Direction
Copy every line of the following data that includes the string "this".
# Extracted data start
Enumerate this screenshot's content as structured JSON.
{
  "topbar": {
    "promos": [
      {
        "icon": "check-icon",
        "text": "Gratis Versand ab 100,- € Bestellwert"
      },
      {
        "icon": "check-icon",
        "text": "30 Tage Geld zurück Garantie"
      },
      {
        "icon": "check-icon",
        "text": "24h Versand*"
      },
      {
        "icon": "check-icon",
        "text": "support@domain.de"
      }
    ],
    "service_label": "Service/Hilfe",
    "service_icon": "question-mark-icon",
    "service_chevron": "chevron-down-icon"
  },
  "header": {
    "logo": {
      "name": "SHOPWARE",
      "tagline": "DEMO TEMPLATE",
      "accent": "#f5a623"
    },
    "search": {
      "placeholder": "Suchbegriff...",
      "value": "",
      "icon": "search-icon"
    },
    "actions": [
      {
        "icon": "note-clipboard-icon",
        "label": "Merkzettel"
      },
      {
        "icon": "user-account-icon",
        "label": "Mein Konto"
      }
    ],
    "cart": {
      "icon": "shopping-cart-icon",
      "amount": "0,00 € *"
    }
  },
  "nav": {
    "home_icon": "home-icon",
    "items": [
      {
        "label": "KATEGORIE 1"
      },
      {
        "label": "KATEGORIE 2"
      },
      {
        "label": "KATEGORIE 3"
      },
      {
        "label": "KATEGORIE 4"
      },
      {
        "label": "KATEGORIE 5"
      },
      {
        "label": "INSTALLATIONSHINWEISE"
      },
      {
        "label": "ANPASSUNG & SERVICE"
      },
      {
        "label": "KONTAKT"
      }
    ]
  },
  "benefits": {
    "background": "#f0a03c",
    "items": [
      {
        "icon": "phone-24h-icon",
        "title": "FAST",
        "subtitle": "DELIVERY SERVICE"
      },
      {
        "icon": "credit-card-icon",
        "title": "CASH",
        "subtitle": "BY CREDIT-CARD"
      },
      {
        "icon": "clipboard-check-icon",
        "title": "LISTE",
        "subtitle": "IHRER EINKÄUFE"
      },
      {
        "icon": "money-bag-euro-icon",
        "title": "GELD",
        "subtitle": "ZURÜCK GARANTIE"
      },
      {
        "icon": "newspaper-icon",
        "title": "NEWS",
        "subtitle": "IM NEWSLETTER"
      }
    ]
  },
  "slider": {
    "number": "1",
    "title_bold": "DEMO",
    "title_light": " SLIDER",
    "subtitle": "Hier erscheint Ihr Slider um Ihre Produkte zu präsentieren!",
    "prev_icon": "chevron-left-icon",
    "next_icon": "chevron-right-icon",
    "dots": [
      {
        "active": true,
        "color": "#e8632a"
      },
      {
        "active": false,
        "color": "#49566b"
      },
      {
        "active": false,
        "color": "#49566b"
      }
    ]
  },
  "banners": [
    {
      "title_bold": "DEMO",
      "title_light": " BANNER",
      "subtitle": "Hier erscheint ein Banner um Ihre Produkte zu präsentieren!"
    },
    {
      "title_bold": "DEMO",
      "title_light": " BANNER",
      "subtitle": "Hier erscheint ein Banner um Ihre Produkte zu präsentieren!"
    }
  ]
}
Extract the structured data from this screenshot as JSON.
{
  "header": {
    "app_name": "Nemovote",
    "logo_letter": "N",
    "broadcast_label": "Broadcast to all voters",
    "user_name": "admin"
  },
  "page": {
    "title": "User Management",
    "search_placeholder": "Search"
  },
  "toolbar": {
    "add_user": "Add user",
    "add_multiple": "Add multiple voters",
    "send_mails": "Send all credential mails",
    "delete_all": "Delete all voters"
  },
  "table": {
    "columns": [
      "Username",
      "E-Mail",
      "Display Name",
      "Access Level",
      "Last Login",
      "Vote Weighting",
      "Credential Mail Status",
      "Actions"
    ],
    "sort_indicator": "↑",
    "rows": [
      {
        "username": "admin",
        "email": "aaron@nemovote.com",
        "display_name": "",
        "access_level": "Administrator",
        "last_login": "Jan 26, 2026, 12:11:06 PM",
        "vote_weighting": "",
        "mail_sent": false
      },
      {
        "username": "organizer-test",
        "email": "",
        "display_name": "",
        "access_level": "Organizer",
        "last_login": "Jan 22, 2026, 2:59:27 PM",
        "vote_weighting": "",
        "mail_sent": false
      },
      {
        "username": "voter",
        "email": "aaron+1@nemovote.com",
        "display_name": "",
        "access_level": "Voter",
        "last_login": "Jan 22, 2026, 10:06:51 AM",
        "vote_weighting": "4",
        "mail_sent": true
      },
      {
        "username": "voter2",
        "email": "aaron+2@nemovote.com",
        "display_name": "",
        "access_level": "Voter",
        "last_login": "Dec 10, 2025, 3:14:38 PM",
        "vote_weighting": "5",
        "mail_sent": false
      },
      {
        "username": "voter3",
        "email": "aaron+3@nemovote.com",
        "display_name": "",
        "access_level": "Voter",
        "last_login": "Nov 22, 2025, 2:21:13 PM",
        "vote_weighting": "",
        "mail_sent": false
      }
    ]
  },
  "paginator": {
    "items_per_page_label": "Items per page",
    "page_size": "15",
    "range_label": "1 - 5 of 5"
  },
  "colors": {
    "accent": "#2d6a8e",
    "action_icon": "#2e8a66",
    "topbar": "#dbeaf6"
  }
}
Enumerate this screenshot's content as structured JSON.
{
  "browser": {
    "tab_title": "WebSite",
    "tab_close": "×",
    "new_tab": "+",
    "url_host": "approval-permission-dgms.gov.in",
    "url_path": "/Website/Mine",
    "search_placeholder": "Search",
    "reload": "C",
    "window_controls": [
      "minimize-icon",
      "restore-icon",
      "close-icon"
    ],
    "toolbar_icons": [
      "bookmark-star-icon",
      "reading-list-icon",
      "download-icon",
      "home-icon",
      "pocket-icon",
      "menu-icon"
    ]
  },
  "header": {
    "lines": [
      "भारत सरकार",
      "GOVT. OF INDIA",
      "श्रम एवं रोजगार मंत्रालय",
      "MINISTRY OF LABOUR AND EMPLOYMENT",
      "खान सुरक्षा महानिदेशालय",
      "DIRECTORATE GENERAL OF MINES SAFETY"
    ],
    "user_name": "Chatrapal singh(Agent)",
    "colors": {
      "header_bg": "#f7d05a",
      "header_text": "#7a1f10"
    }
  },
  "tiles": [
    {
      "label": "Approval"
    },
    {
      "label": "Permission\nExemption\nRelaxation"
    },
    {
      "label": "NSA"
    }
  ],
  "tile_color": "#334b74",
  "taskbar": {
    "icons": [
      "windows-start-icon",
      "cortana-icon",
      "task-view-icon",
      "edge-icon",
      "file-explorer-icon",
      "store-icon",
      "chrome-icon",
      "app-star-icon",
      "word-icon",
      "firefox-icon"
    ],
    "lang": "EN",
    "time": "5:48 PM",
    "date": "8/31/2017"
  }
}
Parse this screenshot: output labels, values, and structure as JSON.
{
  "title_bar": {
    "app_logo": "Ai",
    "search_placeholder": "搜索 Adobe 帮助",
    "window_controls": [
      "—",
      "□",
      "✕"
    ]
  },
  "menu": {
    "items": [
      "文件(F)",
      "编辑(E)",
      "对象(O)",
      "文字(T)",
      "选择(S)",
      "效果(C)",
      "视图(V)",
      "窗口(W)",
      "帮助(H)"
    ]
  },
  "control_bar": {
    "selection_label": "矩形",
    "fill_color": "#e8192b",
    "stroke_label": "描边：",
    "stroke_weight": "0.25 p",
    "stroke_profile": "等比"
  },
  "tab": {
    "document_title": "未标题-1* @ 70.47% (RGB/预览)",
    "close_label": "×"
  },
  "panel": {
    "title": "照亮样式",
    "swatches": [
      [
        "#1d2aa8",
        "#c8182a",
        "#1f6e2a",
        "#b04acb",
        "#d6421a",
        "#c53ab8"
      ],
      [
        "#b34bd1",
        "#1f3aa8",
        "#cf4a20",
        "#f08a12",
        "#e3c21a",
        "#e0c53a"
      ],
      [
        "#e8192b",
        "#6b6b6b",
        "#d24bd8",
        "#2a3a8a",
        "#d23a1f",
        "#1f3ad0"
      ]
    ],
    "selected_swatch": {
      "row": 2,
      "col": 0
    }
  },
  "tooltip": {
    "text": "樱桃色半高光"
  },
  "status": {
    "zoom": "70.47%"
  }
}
# Extracted data end
Exercise output
Enumerate this screenshot's content as structured JSON.
Extract the structured data from this screenshot as JSON.
Enumerate this screenshot's content as structured JSON.
Parse this screenshot: output labels, values, and structure as JSON.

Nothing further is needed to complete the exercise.